- _Extract to read_:
• • • • • • •

FOR SIX YEARS, Dread Scott has been planning a slave rebellion. The artist wants to bring attention to a fight for freedom waged more than two centuries ago by hundreds of African, American, and Haitian-born people in the Mississippi River parishes outside New Orleans.

Scott is reimagining the German Coast Uprising of 1811. It was the largest uprising of enslaved people in U.S. history. Yet, outside the region, hardly anyone has ever heard of it. He is shedding light on the revolutionary action in the form of a collective performance.

What that looks like is an ambitious undertaking. Harnessing art, history, and the support of hundreds of volunteer re-enactors, mostly from Louisiana, Scott is staging a Slave Rebellion Reenactment today and tomorrow (Nov. 8-9).

 


The route along which the slave uprising occurred is now populated with gated communities, trailer parks, strip malls, and a corridor of industrial plants emitting cancer-causing chemicals. | Illustration to Dan Bejar, Courtesy Slave Rebellion Reenactment

 

On foot and horseback, Scott and about 500 black people wearing period-specific costumes, made specifically for the project by sewing circles, are recreating the revolutionary march. The reenactment began this morning roughly retracing the route of the original rebellion, a 26-mile stretch along Louisiana’s River Road from St. John the Baptist Parish to St. Charles Parish. The performance concludes Saturday afternoon with a public celebration of freedom in New Orleans at Congo Square in Louis Armstrong Park.

Scott is collaborating with Antenna, a multi-arts organization in New Orleans, to organize and present the two-day procession. The project has a $1 million budget funded by individual donors and contributions from numerous institutions including the Open Society Foundations, VIA Art Fund, Ford Foundation, Surdna Foundation, McColl Center for Art + Innovation, and A Blade of Grass. Internationally recognized British artist and filmmaker John Akomfrah is documenting the performance.

THE HISTORIC REBELLION was Jan. 8–10, 1811, more than a year before Louisiana became a state. Led by Charles Deslondes, Gilbert, Quamana, Jeesamine, and Maria Rose, among others, the insurrection began at Woodland, a sugar plantation owned by Manuel Andry in LaPlace. Brave and determined freedom fighters, they were black and Creole, and spoke English and French. They fled, armed with tools and some weapons, marching down the east bank of the Mississippi. The goal was to conquer New Orleans. Along the way they burned plantations, were joined by hundreds more who also sought emancipation, and were pursued by bands of white militia who attacked and killed dozens in their ranks.

The reenactment of the rebellion is a natural outgrowth of Scott’s practice. In describing his work, the Chicago-born, Brooklyn-based multidisciplinary artist, states succinctly that he “makes revolutionary art to propel history forward.” An early installation “What is the Proper Way to Display a US Flag” (1988) questioned outsized regard for the flag and its symbolism and provoked the ire of then-President George H.W. Bush. Scott’s take on an NRA recruitment poster reads “Join the Negro Rifle Association Today.”

Other works include “Burning the Constitution” (2011) and a 2014 performance called “On the Impossibility of Freedom in a Country Founded on Slavery and Genocide.” In July 2016, in the wake of police killing unarmed black people, the artist flew a flag emblazoned with “A Man Was Lynched by Police Today” outside Jack Shainman Gallery in New York.

• • • • • • •

- _Supplied material_:
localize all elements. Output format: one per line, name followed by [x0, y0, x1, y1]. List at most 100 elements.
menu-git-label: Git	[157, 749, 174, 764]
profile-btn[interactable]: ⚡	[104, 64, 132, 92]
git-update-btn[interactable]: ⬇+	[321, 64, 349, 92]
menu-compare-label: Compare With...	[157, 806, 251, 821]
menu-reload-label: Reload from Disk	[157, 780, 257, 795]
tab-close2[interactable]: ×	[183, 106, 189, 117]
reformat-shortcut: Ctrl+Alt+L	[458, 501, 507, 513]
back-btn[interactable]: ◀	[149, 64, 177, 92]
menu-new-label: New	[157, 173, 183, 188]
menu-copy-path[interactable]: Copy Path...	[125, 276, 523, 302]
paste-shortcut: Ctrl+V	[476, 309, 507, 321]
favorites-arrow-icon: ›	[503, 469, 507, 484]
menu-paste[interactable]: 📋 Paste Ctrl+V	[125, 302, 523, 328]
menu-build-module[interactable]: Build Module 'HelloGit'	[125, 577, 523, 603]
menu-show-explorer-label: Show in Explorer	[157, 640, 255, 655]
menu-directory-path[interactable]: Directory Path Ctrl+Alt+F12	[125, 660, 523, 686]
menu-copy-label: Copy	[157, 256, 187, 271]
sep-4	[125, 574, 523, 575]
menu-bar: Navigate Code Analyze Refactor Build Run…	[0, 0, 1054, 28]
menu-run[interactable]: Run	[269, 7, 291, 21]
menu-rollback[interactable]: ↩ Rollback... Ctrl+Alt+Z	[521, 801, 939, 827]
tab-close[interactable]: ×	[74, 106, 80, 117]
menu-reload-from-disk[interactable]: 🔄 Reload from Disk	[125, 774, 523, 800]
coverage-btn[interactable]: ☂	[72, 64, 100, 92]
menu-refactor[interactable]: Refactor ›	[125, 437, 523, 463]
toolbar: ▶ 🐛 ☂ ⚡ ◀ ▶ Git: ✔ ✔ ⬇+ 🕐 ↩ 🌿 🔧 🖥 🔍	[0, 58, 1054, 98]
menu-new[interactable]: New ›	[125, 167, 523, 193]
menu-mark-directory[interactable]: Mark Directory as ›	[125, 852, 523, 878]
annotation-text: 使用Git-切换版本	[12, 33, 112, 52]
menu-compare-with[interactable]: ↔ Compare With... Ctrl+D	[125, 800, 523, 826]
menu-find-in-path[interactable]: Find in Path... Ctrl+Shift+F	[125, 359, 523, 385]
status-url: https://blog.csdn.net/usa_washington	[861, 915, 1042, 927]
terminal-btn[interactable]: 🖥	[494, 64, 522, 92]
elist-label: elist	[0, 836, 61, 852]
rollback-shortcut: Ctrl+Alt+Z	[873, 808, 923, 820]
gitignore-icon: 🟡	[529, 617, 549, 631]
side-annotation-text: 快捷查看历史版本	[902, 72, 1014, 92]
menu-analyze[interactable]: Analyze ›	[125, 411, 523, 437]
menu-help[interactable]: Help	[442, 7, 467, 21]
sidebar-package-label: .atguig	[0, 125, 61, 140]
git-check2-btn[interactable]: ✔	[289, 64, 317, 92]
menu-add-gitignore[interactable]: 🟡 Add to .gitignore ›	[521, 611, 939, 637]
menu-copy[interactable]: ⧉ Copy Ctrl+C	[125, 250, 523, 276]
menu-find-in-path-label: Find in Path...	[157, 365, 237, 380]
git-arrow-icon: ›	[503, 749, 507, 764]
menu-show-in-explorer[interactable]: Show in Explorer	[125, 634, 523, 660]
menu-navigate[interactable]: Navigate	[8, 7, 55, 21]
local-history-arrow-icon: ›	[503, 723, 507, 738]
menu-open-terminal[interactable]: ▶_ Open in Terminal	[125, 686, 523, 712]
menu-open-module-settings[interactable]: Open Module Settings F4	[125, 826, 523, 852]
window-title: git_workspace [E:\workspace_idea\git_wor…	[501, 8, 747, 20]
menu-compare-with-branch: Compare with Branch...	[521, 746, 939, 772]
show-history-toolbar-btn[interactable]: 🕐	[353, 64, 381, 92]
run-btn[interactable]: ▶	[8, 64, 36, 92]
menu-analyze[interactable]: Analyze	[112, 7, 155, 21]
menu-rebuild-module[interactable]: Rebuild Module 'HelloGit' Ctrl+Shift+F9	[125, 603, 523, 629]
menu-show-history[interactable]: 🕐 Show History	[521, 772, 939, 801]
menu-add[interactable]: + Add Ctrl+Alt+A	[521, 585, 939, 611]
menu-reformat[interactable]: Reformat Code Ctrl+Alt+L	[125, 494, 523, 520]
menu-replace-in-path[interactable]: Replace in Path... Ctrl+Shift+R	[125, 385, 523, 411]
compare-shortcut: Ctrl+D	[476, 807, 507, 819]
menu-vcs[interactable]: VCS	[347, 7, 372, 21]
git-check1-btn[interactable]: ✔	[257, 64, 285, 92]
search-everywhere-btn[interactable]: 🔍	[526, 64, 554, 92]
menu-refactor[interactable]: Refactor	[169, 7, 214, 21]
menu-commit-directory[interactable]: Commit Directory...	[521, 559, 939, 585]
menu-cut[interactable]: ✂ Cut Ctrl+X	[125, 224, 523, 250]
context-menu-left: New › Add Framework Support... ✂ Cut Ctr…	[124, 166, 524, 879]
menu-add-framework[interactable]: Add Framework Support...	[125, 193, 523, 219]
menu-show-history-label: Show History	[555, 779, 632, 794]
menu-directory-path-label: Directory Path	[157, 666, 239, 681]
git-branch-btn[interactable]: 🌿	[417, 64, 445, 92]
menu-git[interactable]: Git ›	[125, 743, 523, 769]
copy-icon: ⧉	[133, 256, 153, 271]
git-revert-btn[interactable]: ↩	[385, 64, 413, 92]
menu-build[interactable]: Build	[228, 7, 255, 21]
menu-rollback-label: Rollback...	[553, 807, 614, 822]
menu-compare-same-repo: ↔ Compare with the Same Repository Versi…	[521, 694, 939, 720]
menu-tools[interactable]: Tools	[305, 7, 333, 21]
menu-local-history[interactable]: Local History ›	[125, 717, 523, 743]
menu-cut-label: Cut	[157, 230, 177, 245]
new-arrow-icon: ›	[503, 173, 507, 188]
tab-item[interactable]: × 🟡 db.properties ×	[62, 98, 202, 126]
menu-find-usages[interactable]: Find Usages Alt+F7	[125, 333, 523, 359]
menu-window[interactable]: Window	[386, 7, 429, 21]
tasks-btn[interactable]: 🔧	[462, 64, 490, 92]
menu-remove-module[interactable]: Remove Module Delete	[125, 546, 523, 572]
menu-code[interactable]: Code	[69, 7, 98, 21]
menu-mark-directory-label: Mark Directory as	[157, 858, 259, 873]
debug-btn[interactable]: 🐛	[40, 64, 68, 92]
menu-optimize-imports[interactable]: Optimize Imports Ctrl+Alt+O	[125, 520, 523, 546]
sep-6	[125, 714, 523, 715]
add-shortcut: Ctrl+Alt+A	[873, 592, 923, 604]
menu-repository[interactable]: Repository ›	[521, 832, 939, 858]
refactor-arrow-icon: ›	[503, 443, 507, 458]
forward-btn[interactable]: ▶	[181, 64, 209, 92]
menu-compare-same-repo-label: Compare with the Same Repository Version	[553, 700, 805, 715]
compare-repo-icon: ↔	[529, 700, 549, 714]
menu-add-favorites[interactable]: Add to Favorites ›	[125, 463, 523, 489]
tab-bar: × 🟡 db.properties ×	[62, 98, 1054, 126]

• • • • • • •

- _Task_:
Answer these questions using the article on the Slave Rebellion Reenactment.
(a) Between which two parishes does the 26-mile stretch of River Road run?
(b) At which plantation did the 1811 insurrection begin, and who owned it?
(c) Which organization is Scott collaborating with to organize and present the procession?

- _Answer below_:
(a) St. John the Baptist Parish and St. Charles Parish.
(b) Woodland, a sugar plantation in LaPlace owned by Manuel Andry.
(c) Antenna, a multi-arts organization in New Orleans.